- _Goal_: Set each record down exactly, excluding all images.

★ ★ ★ ★

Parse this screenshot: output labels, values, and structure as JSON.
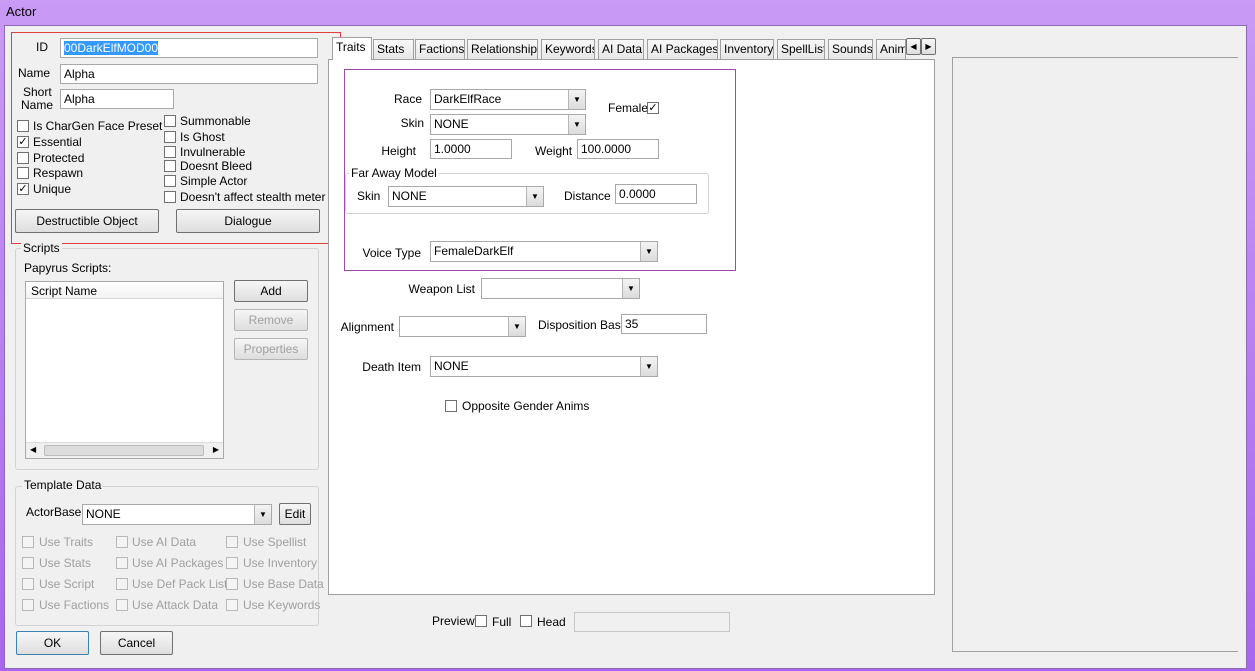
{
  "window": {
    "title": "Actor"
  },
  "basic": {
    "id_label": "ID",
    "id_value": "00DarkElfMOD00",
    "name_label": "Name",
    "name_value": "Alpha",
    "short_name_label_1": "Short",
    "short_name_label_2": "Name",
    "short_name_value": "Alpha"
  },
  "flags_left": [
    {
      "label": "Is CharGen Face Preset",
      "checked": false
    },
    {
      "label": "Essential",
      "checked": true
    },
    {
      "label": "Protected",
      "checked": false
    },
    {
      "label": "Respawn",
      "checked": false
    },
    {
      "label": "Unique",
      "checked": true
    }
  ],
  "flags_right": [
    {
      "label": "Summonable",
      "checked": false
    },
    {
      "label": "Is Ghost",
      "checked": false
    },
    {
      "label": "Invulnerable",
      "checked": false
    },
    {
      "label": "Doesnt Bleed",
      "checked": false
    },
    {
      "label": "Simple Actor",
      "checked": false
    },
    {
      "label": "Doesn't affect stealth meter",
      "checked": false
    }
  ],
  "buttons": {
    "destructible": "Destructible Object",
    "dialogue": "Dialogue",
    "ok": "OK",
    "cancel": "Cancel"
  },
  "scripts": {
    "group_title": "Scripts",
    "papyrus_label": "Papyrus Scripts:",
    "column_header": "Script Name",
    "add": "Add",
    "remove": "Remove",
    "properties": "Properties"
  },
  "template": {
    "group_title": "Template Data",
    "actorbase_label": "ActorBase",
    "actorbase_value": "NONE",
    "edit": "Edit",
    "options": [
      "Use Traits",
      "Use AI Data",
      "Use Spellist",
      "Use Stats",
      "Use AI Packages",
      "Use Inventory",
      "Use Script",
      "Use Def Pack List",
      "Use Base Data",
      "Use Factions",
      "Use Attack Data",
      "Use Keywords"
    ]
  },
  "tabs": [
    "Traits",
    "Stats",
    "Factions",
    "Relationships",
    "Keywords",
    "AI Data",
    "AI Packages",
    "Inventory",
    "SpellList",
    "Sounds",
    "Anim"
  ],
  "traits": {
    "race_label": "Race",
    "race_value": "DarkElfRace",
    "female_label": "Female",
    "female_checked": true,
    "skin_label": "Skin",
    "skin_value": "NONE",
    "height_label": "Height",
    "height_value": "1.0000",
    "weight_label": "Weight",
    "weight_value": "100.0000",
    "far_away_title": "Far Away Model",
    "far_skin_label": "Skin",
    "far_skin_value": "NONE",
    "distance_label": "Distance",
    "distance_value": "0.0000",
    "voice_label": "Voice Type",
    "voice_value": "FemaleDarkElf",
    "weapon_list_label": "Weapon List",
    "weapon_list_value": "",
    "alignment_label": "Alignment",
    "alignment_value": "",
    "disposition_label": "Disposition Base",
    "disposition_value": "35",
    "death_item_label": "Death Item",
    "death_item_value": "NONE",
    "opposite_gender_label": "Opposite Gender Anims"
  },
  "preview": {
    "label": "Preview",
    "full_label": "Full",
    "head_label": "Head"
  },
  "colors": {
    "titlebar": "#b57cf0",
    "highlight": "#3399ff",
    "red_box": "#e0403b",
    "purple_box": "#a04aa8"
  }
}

★ ★ ★ ★

- _Solution to the problem_:
Parse this screenshot: output labels, values, and structure as JSON.
{
  "window": {
    "title": "Actor"
  },
  "basic": {
    "id_label": "ID",
    "id_value": "00DarkElfMOD00",
    "name_label": "Name",
    "name_value": "Alpha",
    "short_name_label_1": "Short",
    "short_name_label_2": "Name",
    "short_name_value": "Alpha"
  },
  "flags_left": [
    {
      "label": "Is CharGen Face Preset",
      "checked": false
    },
    {
      "label": "Essential",
      "checked": true
    },
    {
      "label": "Protected",
      "checked": false
    },
    {
      "label": "Respawn",
      "checked": false
    },
    {
      "label": "Unique",
      "checked": true
    }
  ],
  "flags_right": [
    {
      "label": "Summonable",
      "checked": false
    },
    {
      "label": "Is Ghost",
      "checked": false
    },
    {
      "label": "Invulnerable",
      "checked": false
    },
    {
      "label": "Doesnt Bleed",
      "checked": false
    },
    {
      "label": "Simple Actor",
      "checked": false
    },
    {
      "label": "Doesn't affect stealth meter",
      "checked": false
    }
  ],
  "buttons": {
    "destructible": "Destructible Object",
    "dialogue": "Dialogue",
    "ok": "OK",
    "cancel": "Cancel"
  },
  "scripts": {
    "group_title": "Scripts",
    "papyrus_label": "Papyrus Scripts:",
    "column_header": "Script Name",
    "add": "Add",
    "remove": "Remove",
    "properties": "Properties"
  },
  "template": {
    "group_title": "Template Data",
    "actorbase_label": "ActorBase",
    "actorbase_value": "NONE",
    "edit": "Edit",
    "options": [
      "Use Traits",
      "Use AI Data",
      "Use Spellist",
      "Use Stats",
      "Use AI Packages",
      "Use Inventory",
      "Use Script",
      "Use Def Pack List",
      "Use Base Data",
      "Use Factions",
      "Use Attack Data",
      "Use Keywords"
    ]
  },
  "tabs": [
    "Traits",
    "Stats",
    "Factions",
    "Relationships",
    "Keywords",
    "AI Data",
    "AI Packages",
    "Inventory",
    "SpellList",
    "Sounds",
    "Anim"
  ],
  "traits": {
    "race_label": "Race",
    "race_value": "DarkElfRace",
    "female_label": "Female",
    "female_checked": true,
    "skin_label": "Skin",
    "skin_value": "NONE",
    "height_label": "Height",
    "height_value": "1.0000",
    "weight_label": "Weight",
    "weight_value": "100.0000",
    "far_away_title": "Far Away Model",
    "far_skin_label": "Skin",
    "far_skin_value": "NONE",
    "distance_label": "Distance",
    "distance_value": "0.0000",
    "voice_label": "Voice Type",
    "voice_value": "FemaleDarkElf",
    "weapon_list_label": "Weapon List",
    "weapon_list_value": "",
    "alignment_label": "Alignment",
    "alignment_value": "",
    "disposition_label": "Disposition Base",
    "disposition_value": "35",
    "death_item_label": "Death Item",
    "death_item_value": "NONE",
    "opposite_gender_label": "Opposite Gender Anims"
  },
  "preview": {
    "label": "Preview",
    "full_label": "Full",
    "head_label": "Head"
  },
  "colors": {
    "titlebar": "#b57cf0",
    "highlight": "#3399ff",
    "red_box": "#e0403b",
    "purple_box": "#a04aa8"
  }
}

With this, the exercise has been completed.